• _Information given_:
◆ ◆ ◆ ◆

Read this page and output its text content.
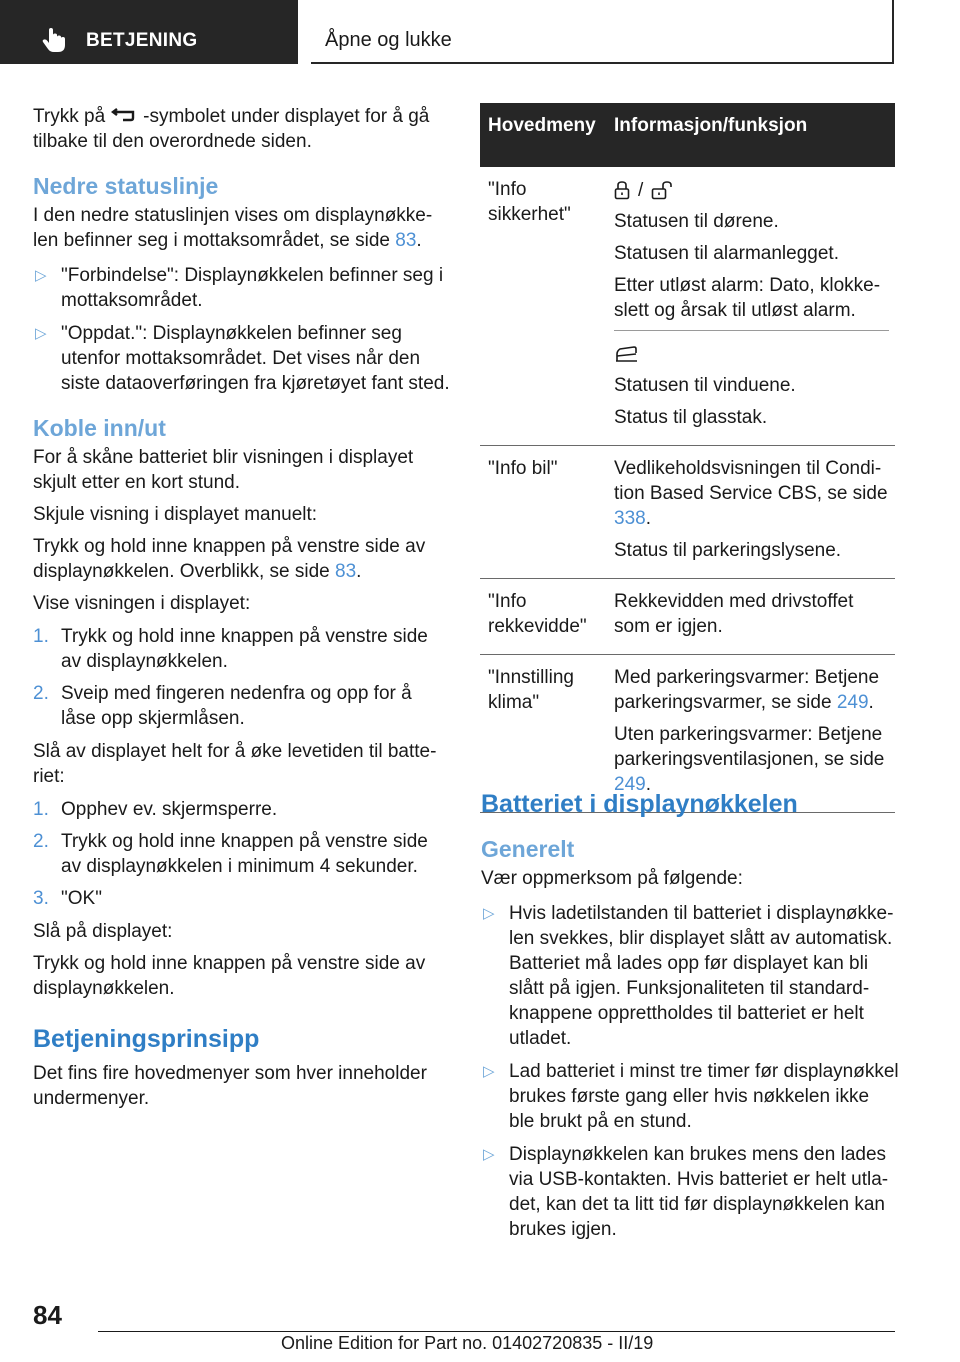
BETJENING	Åpne og lukke

Trykk på -symbolet under displayet for å gå tilbake til den overordnede siden.

Nedre statuslinje

I den nedre statuslinjen vises om displaynøkkelen befinner seg i mottaksområdet, se side 83.

▷ "Forbindelse": Displaynøkkelen befinner seg i mottaksområdet.
▷ "Oppdat.": Displaynøkkelen befinner seg utenfor mottaksområdet. Det vises når den siste dataoverføringen fra kjøretøyet fant sted.
Koble inn/ut

For å skåne batteriet blir visningen i displayet skjult etter en kort stund.

Skjule visning i displayet manuelt:

Trykk og hold inne knappen på venstre side av displaynøkkelen. Overblikk, se side 83.

Vise visningen i displayet:

1. Trykk og hold inne knappen på venstre side av displaynøkkelen.
2. Sveip med fingeren nedenfra og opp for å låse opp skjermlåsen.

Slå av displayet helt for å øke levetiden til batteriet:

1. Opphev ev. skjermsperre.
2. Trykk og hold inne knappen på venstre side av displaynøkkelen i minimum 4 sekunder.
3. "OK"

Slå på displayet:

Trykk og hold inne knappen på venstre side av displaynøkkelen.

Betjeningsprinsipp

Det fins fire hovedmenyer som hver inneholder undermenyer.

Hovedmeny Informasjon/funksjon
"Info sikkerhet"
/

Statusen til dørene.

Statusen til alarmanlegget.

Etter utløst alarm: Dato, klokkeslett og årsak til utløst alarm.

Statusen til vinduene.

Status til glasstak.

"Info bil"	Vedlikeholdsvisningen til Condition Based Service CBS, se side 338.

Status til parkeringslysene.

"Info rekkevidde"

Rekkevidden med drivstoffet som er igjen.

"Innstilling klima"

Med parkeringsvarmer: Betjene parkeringsvarmer, se side 249.

Uten parkeringsvarmer: Betjene parkeringsventilasjonen, se side 249.

Batteriet i displaynøkkelen
Generelt

Vær oppmerksom på følgende:

▷ Hvis ladetilstanden til batteriet i displaynøkkelen svekkes, blir displayet slått av automatisk. Batteriet må lades opp før displayet kan bli slått på igjen. Funksjonaliteten til standardknappene opprettholdes til batteriet er helt utladet.
▷ Lad batteriet i minst tre timer før displaynøkkel brukes første gang eller hvis nøkkelen ikke ble brukt på en stund.
▷ Displaynøkkelen kan brukes mens den lades via USB-kontakten. Hvis batteriet er helt utladet, kan det ta litt tid før displaynøkkelen kan brukes igjen.
84
Online Edition for Part no. 01402720835 - II/19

◆ ◆ ◆ ◆

• _What you need to do_: Exclude the pictures. Write out the remaining data exactly.

• _Output below_:
Read this page and output its text content.
BETJENING	Åpne og lukke

Trykk på -symbolet under displayet for å gå tilbake til den overordnede siden.

Nedre statuslinje

I den nedre statuslinjen vises om displaynøkkelen befinner seg i mottaksområdet, se side 83.

▷ "Forbindelse": Displaynøkkelen befinner seg i mottaksområdet.
▷ "Oppdat.": Displaynøkkelen befinner seg utenfor mottaksområdet. Det vises når den siste dataoverføringen fra kjøretøyet fant sted.
Koble inn/ut

For å skåne batteriet blir visningen i displayet skjult etter en kort stund.

Skjule visning i displayet manuelt:

Trykk og hold inne knappen på venstre side av displaynøkkelen. Overblikk, se side 83.

Vise visningen i displayet:

1. Trykk og hold inne knappen på venstre side av displaynøkkelen.
2. Sveip med fingeren nedenfra og opp for å låse opp skjermlåsen.

Slå av displayet helt for å øke levetiden til batteriet:

1. Opphev ev. skjermsperre.
2. Trykk og hold inne knappen på venstre side av displaynøkkelen i minimum 4 sekunder.
3. "OK"

Slå på displayet:

Trykk og hold inne knappen på venstre side av displaynøkkelen.

Betjeningsprinsipp

Det fins fire hovedmenyer som hver inneholder undermenyer.

Hovedmeny Informasjon/funksjon
"Info sikkerhet"
/

Statusen til dørene.

Statusen til alarmanlegget.

Etter utløst alarm: Dato, klokkeslett og årsak til utløst alarm.

Statusen til vinduene.

Status til glasstak.

"Info bil"	Vedlikeholdsvisningen til Condition Based Service CBS, se side 338.

Status til parkeringslysene.

"Info rekkevidde"

Rekkevidden med drivstoffet som er igjen.

"Innstilling klima"

Med parkeringsvarmer: Betjene parkeringsvarmer, se side 249.

Uten parkeringsvarmer: Betjene parkeringsventilasjonen, se side 249.

Batteriet i displaynøkkelen
Generelt

Vær oppmerksom på følgende:

▷ Hvis ladetilstanden til batteriet i displaynøkkelen svekkes, blir displayet slått av automatisk. Batteriet må lades opp før displayet kan bli slått på igjen. Funksjonaliteten til standardknappene opprettholdes til batteriet er helt utladet.
▷ Lad batteriet i minst tre timer før displaynøkkel brukes første gang eller hvis nøkkelen ikke ble brukt på en stund.
▷ Displaynøkkelen kan brukes mens den lades via USB-kontakten. Hvis batteriet er helt utladet, kan det ta litt tid før displaynøkkelen kan brukes igjen.
84
Online Edition for Part no. 01402720835 - II/19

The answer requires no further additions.